Pick out each line containing the string "auec".

* [Saved data entries]:
::::::

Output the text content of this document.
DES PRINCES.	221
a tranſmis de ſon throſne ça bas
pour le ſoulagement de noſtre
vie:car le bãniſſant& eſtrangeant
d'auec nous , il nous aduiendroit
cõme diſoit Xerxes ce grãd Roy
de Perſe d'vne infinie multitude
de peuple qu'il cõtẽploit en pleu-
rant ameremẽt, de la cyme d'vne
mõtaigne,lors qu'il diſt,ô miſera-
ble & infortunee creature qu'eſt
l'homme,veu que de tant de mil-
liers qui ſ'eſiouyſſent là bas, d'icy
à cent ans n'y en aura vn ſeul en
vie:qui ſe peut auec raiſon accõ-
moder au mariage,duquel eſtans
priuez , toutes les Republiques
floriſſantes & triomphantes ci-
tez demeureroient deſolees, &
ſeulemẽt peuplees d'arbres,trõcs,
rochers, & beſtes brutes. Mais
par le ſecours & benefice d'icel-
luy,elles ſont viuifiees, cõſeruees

::::::

* [SOLUTION TO THE PROBLEM]:
d'auec nous , il nous aduiendroit
vie:qui ſe peut auec raiſon accõ-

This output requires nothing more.